---- Stored rows

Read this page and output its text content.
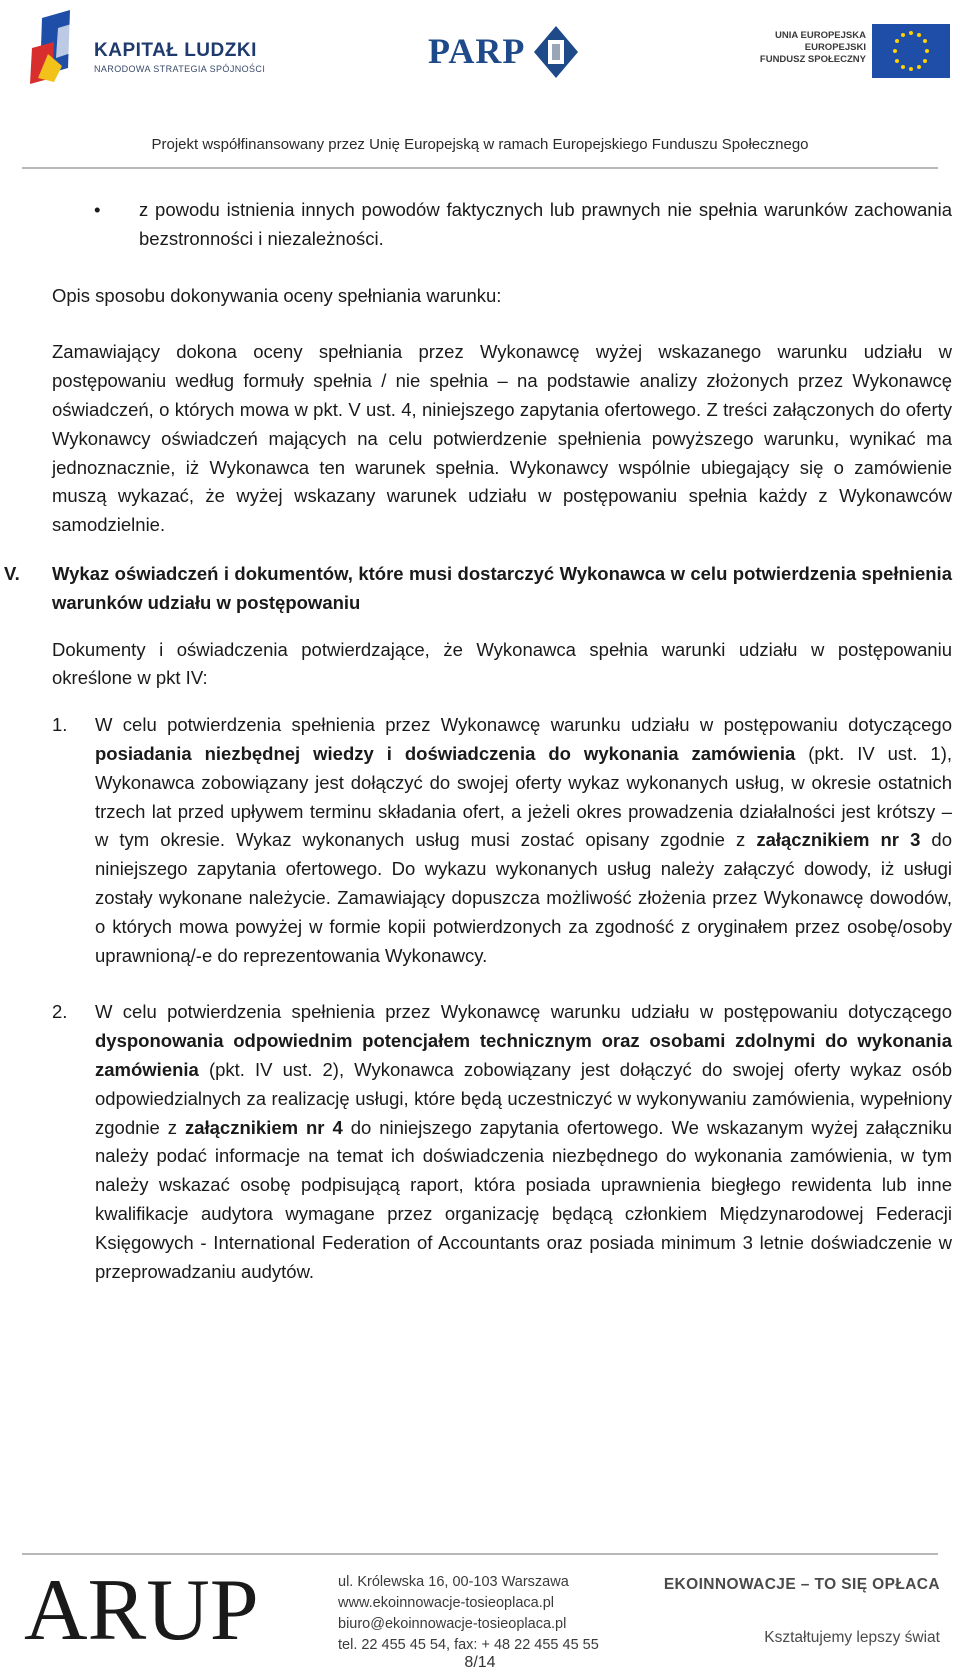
KAPITAŁ LUDZKI
NARODOWA STRATEGIA SPÓJNOŚCI	PARP	UNIA EUROPEJSKA
EUROPEJSKI
FUNDUSZ SPOŁECZNY
Projekt współfinansowany przez Unię Europejską w ramach Europejskiego Funduszu Społecznego
• z powodu istnienia innych powodów faktycznych lub prawnych nie spełnia warunków zachowania bezstronności i niezależności.

Opis sposobu dokonywania oceny spełniania warunku:

Zamawiający dokona oceny spełniania przez Wykonawcę wyżej wskazanego warunku udziału w postępowaniu według formuły spełnia / nie spełnia – na podstawie analizy złożonych przez Wykonawcę oświadczeń, o których mowa w pkt. V ust. 4, niniejszego zapytania ofertowego. Z treści załączonych do oferty Wykonawcy oświadczeń mających na celu potwierdzenie spełnienia powyższego warunku, wynikać ma jednoznacznie, iż Wykonawca ten warunek spełnia. Wykonawcy wspólnie ubiegający się o zamówienie muszą wykazać, że wyżej wskazany warunek udziału w postępowaniu spełnia każdy z Wykonawców samodzielnie.

V. Wykaz oświadczeń i dokumentów, które musi dostarczyć Wykonawca w celu potwierdzenia spełnienia warunków udziału w postępowaniu

Dokumenty i oświadczenia potwierdzające, że Wykonawca spełnia warunki udziału w postępowaniu określone w pkt IV:

1. W celu potwierdzenia spełnienia przez Wykonawcę warunku udziału w postępowaniu dotyczącego posiadania niezbędnej wiedzy i doświadczenia do wykonania zamówienia (pkt. IV ust. 1), Wykonawca zobowiązany jest dołączyć do swojej oferty wykaz wykonanych usług, w okresie ostatnich trzech lat przed upływem terminu składania ofert, a jeżeli okres prowadzenia działalności jest krótszy – w tym okresie. Wykaz wykonanych usług musi zostać opisany zgodnie z załącznikiem nr 3 do niniejszego zapytania ofertowego. Do wykazu wykonanych usług należy załączyć dowody, iż usługi zostały wykonane należycie. Zamawiający dopuszcza możliwość złożenia przez Wykonawcę dowodów, o których mowa powyżej w formie kopii potwierdzonych za zgodność z oryginałem przez osobę/osoby uprawnioną/-e do reprezentowania Wykonawcy.
2. W celu potwierdzenia spełnienia przez Wykonawcę warunku udziału w postępowaniu dotyczącego dysponowania odpowiednim potencjałem technicznym oraz osobami zdolnymi do wykonania zamówienia (pkt. IV ust. 2), Wykonawca zobowiązany jest dołączyć do swojej oferty wykaz osób odpowiedzialnych za realizację usługi, które będą uczestniczyć w wykonywaniu zamówienia, wypełniony zgodnie z załącznikiem nr 4 do niniejszego zapytania ofertowego. We wskazanym wyżej załączniku należy podać informacje na temat ich doświadczenia niezbędnego do wykonania zamówienia, w tym należy wskazać osobę podpisującą raport, która posiada uprawnienia biegłego rewidenta lub inne kwalifikacje audytora wymagane przez organizację będącą członkiem Międzynarodowej Federacji Księgowych - International Federation of Accountants oraz posiada minimum 3 letnie doświadczenie w przeprowadzaniu audytów.
ARUP	ul. Królewska 16, 00-103 Warszawa
www.ekoinnowacje-tosieoplaca.pl
biuro@ekoinnowacje-tosieoplaca.pl
tel. 22 455 45 54, fax: + 48 22 455 45 55
EKOINNOWACJE – TO SIĘ OPŁACA
Kształtujemy lepszy świat
8/14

--------

Using the material above, copy every line in which the string "warunków" occurs.

• z powodu istnienia innych powodów faktycznych lub prawnych nie spełnia warunków zachowania bezstronności i niezależności.
V. Wykaz oświadczeń i dokumentów, które musi dostarczyć Wykonawca w celu potwierdzenia spełnienia warunków udziału w postępowaniu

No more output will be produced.